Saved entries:
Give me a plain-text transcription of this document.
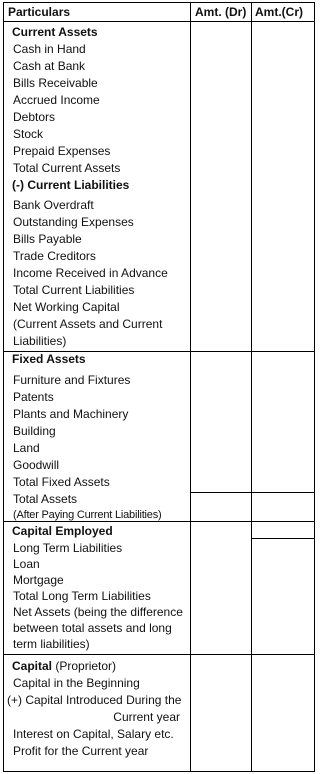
Particulars	Amt. (Dr) Amt.(Cr)
Current Assets
Cash in Hand
Cash at Bank
Bills Receivable
Accrued Income
Debtors
Stock
Prepaid Expenses
Total Current Assets
(-) Current Liabilities
Bank Overdraft
Outstanding Expenses
Bills Payable
Trade Creditors
Income Received in Advance
Total Current Liabilities
Net Working Capital
(Current Assets and Current
Liabilities)
Fixed Assets
Furniture and Fixtures
Patents
Plants and Machinery
Building
Land
Goodwill
Total Fixed Assets
Total Assets
(After Paying Current Liabilities)
Capital Employed
Long Term Liabilities
Loan
Mortgage
Total Long Term Liabilities
Net Assets (being the difference
between total assets and long
term liabilities)
Capital (Proprietor)
Capital in the Beginning
(+) Capital Introduced During the
Current year
Interest on Capital, Salary etc.
Profit for the Current year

**Objective**
Going through the entries above, report how many lines include the string "Income". The number alone is the answer.

**Solution below**
2